Retype the records below exactly as they appear.

++++ Records for the task ++++

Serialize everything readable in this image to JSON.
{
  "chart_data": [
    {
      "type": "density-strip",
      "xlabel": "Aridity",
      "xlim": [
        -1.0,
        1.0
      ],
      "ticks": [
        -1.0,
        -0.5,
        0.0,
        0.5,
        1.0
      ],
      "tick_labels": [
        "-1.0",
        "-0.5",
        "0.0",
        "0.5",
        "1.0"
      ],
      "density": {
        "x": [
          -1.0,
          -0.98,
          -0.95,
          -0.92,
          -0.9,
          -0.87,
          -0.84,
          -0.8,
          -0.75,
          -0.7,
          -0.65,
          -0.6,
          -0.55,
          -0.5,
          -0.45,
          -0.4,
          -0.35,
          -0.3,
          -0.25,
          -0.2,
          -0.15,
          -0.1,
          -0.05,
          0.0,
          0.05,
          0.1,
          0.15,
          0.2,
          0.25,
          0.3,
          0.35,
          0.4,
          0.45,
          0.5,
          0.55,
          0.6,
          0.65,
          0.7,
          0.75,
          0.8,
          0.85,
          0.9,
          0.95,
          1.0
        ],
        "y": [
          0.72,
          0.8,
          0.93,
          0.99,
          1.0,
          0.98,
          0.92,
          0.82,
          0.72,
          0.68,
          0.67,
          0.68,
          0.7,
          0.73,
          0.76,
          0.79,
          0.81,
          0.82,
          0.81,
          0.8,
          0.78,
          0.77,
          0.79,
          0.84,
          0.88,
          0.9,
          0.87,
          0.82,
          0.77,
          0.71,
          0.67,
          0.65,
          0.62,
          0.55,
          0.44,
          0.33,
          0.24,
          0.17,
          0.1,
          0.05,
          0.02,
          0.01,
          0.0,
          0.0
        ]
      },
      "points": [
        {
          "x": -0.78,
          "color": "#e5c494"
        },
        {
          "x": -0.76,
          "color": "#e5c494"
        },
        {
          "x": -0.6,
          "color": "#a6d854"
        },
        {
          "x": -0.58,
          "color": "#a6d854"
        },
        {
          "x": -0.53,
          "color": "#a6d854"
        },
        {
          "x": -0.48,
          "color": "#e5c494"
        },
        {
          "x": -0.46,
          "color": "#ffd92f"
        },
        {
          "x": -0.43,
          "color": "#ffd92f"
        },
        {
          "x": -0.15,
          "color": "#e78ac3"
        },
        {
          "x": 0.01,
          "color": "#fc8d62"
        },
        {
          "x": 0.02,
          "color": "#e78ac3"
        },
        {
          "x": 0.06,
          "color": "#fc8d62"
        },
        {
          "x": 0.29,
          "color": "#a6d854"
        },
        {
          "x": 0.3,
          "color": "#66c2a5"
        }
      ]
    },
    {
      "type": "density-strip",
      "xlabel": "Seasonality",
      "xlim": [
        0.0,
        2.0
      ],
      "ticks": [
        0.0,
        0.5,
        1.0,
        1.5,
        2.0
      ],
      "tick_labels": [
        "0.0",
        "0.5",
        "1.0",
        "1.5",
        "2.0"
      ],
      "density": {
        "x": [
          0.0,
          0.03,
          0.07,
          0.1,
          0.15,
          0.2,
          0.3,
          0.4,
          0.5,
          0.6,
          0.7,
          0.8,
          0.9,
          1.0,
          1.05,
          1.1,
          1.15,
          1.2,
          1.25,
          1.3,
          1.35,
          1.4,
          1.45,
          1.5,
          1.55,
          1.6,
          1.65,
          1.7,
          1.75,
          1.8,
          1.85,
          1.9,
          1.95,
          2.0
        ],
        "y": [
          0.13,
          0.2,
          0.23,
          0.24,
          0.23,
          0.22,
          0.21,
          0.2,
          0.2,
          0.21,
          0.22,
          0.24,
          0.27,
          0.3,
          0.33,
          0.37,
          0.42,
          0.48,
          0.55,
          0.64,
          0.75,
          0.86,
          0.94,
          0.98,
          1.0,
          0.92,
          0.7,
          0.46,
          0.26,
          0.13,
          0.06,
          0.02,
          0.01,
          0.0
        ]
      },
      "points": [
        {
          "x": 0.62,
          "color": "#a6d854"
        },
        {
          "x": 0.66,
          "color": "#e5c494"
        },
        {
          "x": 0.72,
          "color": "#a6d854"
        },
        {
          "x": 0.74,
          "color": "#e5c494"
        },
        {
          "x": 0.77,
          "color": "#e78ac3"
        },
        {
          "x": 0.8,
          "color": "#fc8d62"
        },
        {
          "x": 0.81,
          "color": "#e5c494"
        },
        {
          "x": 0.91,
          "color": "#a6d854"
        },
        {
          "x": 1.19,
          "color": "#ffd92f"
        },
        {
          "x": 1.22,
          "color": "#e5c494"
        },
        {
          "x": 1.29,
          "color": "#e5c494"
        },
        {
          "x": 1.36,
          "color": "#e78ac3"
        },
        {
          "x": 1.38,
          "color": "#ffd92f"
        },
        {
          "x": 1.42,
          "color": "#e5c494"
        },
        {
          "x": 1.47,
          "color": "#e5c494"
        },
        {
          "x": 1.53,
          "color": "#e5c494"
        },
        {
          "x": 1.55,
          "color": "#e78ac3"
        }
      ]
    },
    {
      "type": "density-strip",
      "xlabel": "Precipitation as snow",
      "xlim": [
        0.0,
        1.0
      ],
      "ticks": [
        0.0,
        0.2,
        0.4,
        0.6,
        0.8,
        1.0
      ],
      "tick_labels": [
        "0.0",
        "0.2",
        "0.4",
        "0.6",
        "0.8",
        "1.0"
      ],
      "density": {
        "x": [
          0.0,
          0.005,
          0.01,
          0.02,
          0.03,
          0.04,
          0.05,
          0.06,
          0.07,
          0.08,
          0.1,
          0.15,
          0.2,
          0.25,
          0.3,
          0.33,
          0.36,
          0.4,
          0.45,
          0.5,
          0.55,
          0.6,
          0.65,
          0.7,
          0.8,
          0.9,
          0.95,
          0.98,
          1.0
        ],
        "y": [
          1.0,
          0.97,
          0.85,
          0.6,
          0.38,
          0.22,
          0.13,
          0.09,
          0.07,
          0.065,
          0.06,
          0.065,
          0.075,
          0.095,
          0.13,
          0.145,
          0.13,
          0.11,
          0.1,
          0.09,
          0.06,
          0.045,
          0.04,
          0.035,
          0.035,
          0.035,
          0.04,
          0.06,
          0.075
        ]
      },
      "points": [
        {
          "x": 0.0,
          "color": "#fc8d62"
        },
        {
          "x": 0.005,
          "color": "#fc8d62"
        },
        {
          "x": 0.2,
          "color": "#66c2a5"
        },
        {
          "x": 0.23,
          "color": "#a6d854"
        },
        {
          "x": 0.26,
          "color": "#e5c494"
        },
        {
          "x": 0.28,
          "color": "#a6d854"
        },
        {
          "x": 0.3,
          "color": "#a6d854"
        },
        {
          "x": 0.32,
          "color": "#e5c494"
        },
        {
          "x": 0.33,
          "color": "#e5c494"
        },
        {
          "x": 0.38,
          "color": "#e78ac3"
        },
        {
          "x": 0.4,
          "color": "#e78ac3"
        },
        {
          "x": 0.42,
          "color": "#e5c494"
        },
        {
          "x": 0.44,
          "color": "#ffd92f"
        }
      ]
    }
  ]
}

++++

Response to this exercise
Serialize everything readable in this image to JSON.
{
  "chart_data": [
    {
      "type": "density-strip",
      "xlabel": "Aridity",
      "xlim": [
        -1.0,
        1.0
      ],
      "ticks": [
        -1.0,
        -0.5,
        0.0,
        0.5,
        1.0
      ],
      "tick_labels": [
        "-1.0",
        "-0.5",
        "0.0",
        "0.5",
        "1.0"
      ],
      "density": {
        "x": [
          -1.0,
          -0.98,
          -0.95,
          -0.92,
          -0.9,
          -0.87,
          -0.84,
          -0.8,
          -0.75,
          -0.7,
          -0.65,
          -0.6,
          -0.55,
          -0.5,
          -0.45,
          -0.4,
          -0.35,
          -0.3,
          -0.25,
          -0.2,
          -0.15,
          -0.1,
          -0.05,
          0.0,
          0.05,
          0.1,
          0.15,
          0.2,
          0.25,
          0.3,
          0.35,
          0.4,
          0.45,
          0.5,
          0.55,
          0.6,
          0.65,
          0.7,
          0.75,
          0.8,
          0.85,
          0.9,
          0.95,
          1.0
        ],
        "y": [
          0.72,
          0.8,
          0.93,
          0.99,
          1.0,
          0.98,
          0.92,
          0.82,
          0.72,
          0.68,
          0.67,
          0.68,
          0.7,
          0.73,
          0.76,
          0.79,
          0.81,
          0.82,
          0.81,
          0.8,
          0.78,
          0.77,
          0.79,
          0.84,
          0.88,
          0.9,
          0.87,
          0.82,
          0.77,
          0.71,
          0.67,
          0.65,
          0.62,
          0.55,
          0.44,
          0.33,
          0.24,
          0.17,
          0.1,
          0.05,
          0.02,
          0.01,
          0.0,
          0.0
        ]
      },
      "points": [
        {
          "x": -0.78,
          "color": "#e5c494"
        },
        {
          "x": -0.76,
          "color": "#e5c494"
        },
        {
          "x": -0.6,
          "color": "#a6d854"
        },
        {
          "x": -0.58,
          "color": "#a6d854"
        },
        {
          "x": -0.53,
          "color": "#a6d854"
        },
        {
          "x": -0.48,
          "color": "#e5c494"
        },
        {
          "x": -0.46,
          "color": "#ffd92f"
        },
        {
          "x": -0.43,
          "color": "#ffd92f"
        },
        {
          "x": -0.15,
          "color": "#e78ac3"
        },
        {
          "x": 0.01,
          "color": "#fc8d62"
        },
        {
          "x": 0.02,
          "color": "#e78ac3"
        },
        {
          "x": 0.06,
          "color": "#fc8d62"
        },
        {
          "x": 0.29,
          "color": "#a6d854"
        },
        {
          "x": 0.3,
          "color": "#66c2a5"
        }
      ]
    },
    {
      "type": "density-strip",
      "xlabel": "Seasonality",
      "xlim": [
        0.0,
        2.0
      ],
      "ticks": [
        0.0,
        0.5,
        1.0,
        1.5,
        2.0
      ],
      "tick_labels": [
        "0.0",
        "0.5",
        "1.0",
        "1.5",
        "2.0"
      ],
      "density": {
        "x": [
          0.0,
          0.03,
          0.07,
          0.1,
          0.15,
          0.2,
          0.3,
          0.4,
          0.5,
          0.6,
          0.7,
          0.8,
          0.9,
          1.0,
          1.05,
          1.1,
          1.15,
          1.2,
          1.25,
          1.3,
          1.35,
          1.4,
          1.45,
          1.5,
          1.55,
          1.6,
          1.65,
          1.7,
          1.75,
          1.8,
          1.85,
          1.9,
          1.95,
          2.0
        ],
        "y": [
          0.13,
          0.2,
          0.23,
          0.24,
          0.23,
          0.22,
          0.21,
          0.2,
          0.2,
          0.21,
          0.22,
          0.24,
          0.27,
          0.3,
          0.33,
          0.37,
          0.42,
          0.48,
          0.55,
          0.64,
          0.75,
          0.86,
          0.94,
          0.98,
          1.0,
          0.92,
          0.7,
          0.46,
          0.26,
          0.13,
          0.06,
          0.02,
          0.01,
          0.0
        ]
      },
      "points": [
        {
          "x": 0.62,
          "color": "#a6d854"
        },
        {
          "x": 0.66,
          "color": "#e5c494"
        },
        {
          "x": 0.72,
          "color": "#a6d854"
        },
        {
          "x": 0.74,
          "color": "#e5c494"
        },
        {
          "x": 0.77,
          "color": "#e78ac3"
        },
        {
          "x": 0.8,
          "color": "#fc8d62"
        },
        {
          "x": 0.81,
          "color": "#e5c494"
        },
        {
          "x": 0.91,
          "color": "#a6d854"
        },
        {
          "x": 1.19,
          "color": "#ffd92f"
        },
        {
          "x": 1.22,
          "color": "#e5c494"
        },
        {
          "x": 1.29,
          "color": "#e5c494"
        },
        {
          "x": 1.36,
          "color": "#e78ac3"
        },
        {
          "x": 1.38,
          "color": "#ffd92f"
        },
        {
          "x": 1.42,
          "color": "#e5c494"
        },
        {
          "x": 1.47,
          "color": "#e5c494"
        },
        {
          "x": 1.53,
          "color": "#e5c494"
        },
        {
          "x": 1.55,
          "color": "#e78ac3"
        }
      ]
    },
    {
      "type": "density-strip",
      "xlabel": "Precipitation as snow",
      "xlim": [
        0.0,
        1.0
      ],
      "ticks": [
        0.0,
        0.2,
        0.4,
        0.6,
        0.8,
        1.0
      ],
      "tick_labels": [
        "0.0",
        "0.2",
        "0.4",
        "0.6",
        "0.8",
        "1.0"
      ],
      "density": {
        "x": [
          0.0,
          0.005,
          0.01,
          0.02,
          0.03,
          0.04,
          0.05,
          0.06,
          0.07,
          0.08,
          0.1,
          0.15,
          0.2,
          0.25,
          0.3,
          0.33,
          0.36,
          0.4,
          0.45,
          0.5,
          0.55,
          0.6,
          0.65,
          0.7,
          0.8,
          0.9,
          0.95,
          0.98,
          1.0
        ],
        "y": [
          1.0,
          0.97,
          0.85,
          0.6,
          0.38,
          0.22,
          0.13,
          0.09,
          0.07,
          0.065,
          0.06,
          0.065,
          0.075,
          0.095,
          0.13,
          0.145,
          0.13,
          0.11,
          0.1,
          0.09,
          0.06,
          0.045,
          0.04,
          0.035,
          0.035,
          0.035,
          0.04,
          0.06,
          0.075
        ]
      },
      "points": [
        {
          "x": 0.0,
          "color": "#fc8d62"
        },
        {
          "x": 0.005,
          "color": "#fc8d62"
        },
        {
          "x": 0.2,
          "color": "#66c2a5"
        },
        {
          "x": 0.23,
          "color": "#a6d854"
        },
        {
          "x": 0.26,
          "color": "#e5c494"
        },
        {
          "x": 0.28,
          "color": "#a6d854"
        },
        {
          "x": 0.3,
          "color": "#a6d854"
        },
        {
          "x": 0.32,
          "color": "#e5c494"
        },
        {
          "x": 0.33,
          "color": "#e5c494"
        },
        {
          "x": 0.38,
          "color": "#e78ac3"
        },
        {
          "x": 0.4,
          "color": "#e78ac3"
        },
        {
          "x": 0.42,
          "color": "#e5c494"
        },
        {
          "x": 0.44,
          "color": "#ffd92f"
        }
      ]
    }
  ]
}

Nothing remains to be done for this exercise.